Do this:
Read the entries below and pull out each line with the string "край".

Data extracted from a collection:
start

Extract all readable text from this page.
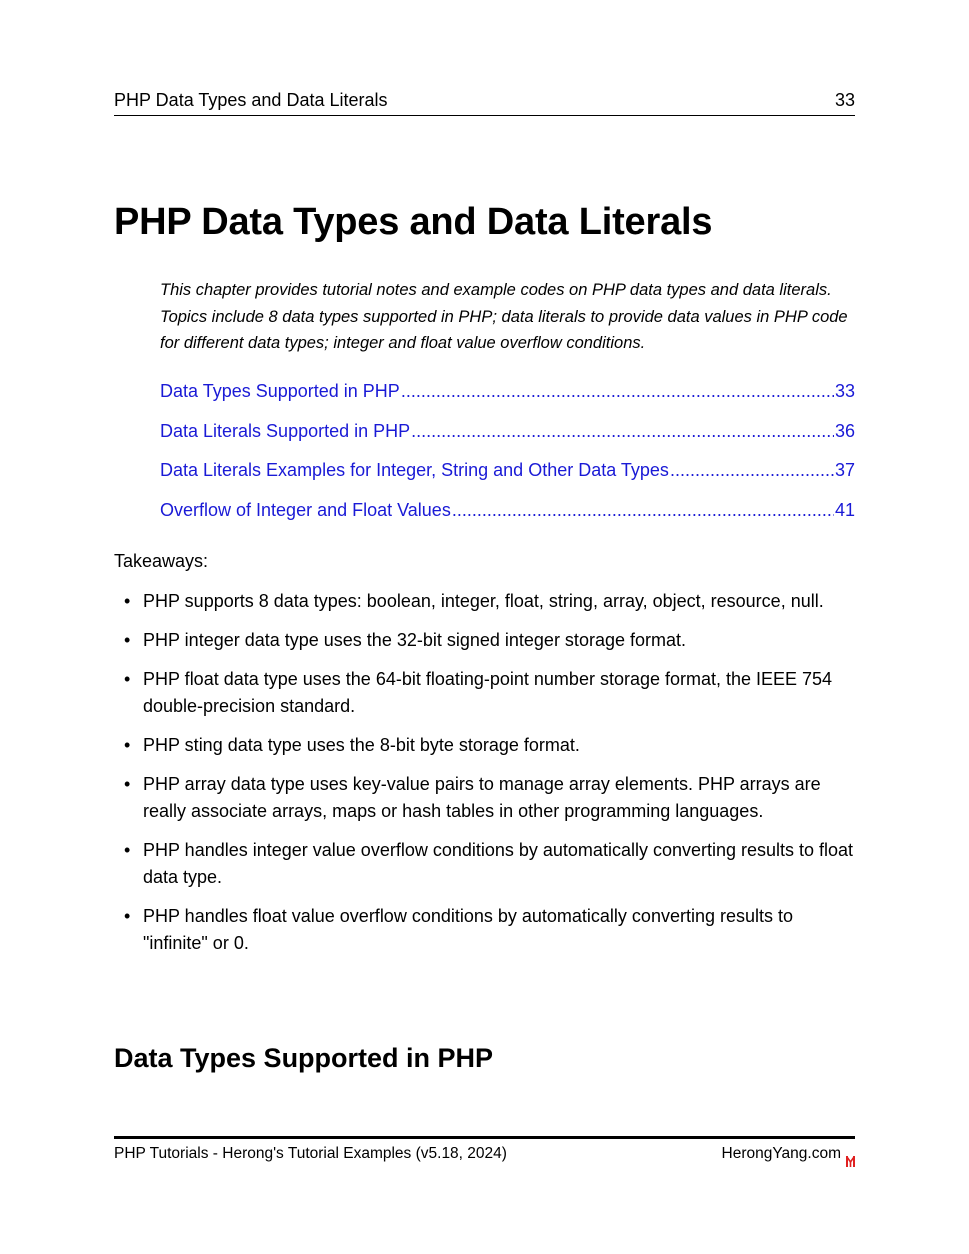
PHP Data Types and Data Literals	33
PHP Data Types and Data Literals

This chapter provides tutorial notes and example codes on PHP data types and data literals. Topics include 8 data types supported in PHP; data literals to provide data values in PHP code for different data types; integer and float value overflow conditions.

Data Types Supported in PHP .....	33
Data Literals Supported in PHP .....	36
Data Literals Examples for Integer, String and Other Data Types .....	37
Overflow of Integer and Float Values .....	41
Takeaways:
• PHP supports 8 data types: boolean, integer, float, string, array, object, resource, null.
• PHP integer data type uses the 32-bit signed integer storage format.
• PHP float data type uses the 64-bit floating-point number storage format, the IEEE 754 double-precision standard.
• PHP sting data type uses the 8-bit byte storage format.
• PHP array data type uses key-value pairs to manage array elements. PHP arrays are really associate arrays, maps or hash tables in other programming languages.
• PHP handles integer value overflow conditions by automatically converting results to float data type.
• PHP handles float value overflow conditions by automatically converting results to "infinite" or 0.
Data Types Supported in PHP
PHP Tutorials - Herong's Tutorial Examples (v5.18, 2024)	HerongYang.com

end
start

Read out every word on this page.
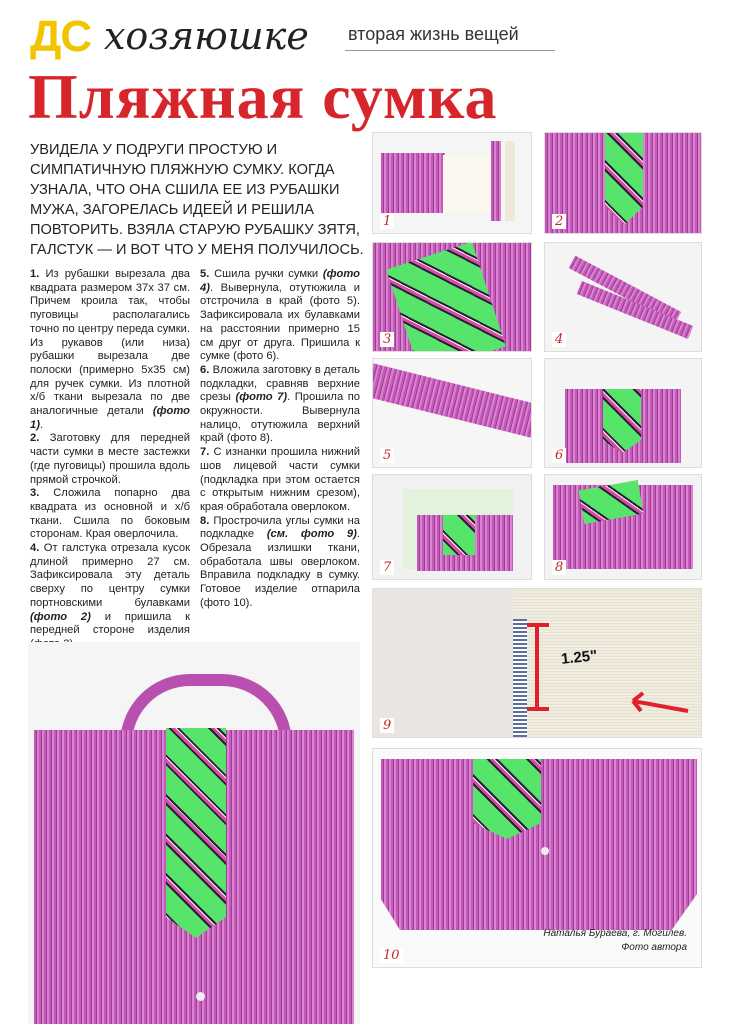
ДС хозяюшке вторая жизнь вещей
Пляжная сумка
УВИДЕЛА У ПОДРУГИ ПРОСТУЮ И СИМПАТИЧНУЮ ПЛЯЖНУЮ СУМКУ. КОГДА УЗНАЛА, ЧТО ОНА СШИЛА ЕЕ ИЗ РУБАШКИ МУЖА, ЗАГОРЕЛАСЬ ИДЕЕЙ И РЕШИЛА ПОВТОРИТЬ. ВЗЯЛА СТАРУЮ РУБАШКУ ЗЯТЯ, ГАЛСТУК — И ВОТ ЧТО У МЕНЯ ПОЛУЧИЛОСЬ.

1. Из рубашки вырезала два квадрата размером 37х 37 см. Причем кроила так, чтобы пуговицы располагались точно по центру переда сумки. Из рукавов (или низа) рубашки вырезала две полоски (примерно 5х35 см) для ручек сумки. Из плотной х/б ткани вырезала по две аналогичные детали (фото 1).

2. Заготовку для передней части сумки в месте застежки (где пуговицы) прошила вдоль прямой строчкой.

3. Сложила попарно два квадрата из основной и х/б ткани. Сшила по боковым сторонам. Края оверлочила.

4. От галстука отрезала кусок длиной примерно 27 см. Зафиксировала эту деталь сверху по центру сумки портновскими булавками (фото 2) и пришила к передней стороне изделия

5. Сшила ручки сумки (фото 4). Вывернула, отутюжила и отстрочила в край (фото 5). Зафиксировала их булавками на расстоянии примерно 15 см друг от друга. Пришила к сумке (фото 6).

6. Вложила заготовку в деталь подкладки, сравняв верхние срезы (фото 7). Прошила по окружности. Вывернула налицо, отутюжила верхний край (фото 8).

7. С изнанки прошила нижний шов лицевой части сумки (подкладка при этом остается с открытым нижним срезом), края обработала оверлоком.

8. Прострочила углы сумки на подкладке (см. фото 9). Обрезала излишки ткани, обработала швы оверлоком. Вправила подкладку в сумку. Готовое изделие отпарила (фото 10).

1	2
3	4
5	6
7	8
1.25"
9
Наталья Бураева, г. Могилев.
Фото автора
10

end

Written solution:
5. Сшила ручки сумки (фото 4). Вывернула, отутюжила и отстрочила в край (фото 5). Зафиксировала их булавками на расстоянии примерно 15 см друг от друга. Пришила к сумке (фото 6).
6. Вложила заготовку в деталь подкладки, сравняв верхние срезы (фото 7). Прошила по окружности. Вывернула налицо, отутюжила верхний край (фото 8).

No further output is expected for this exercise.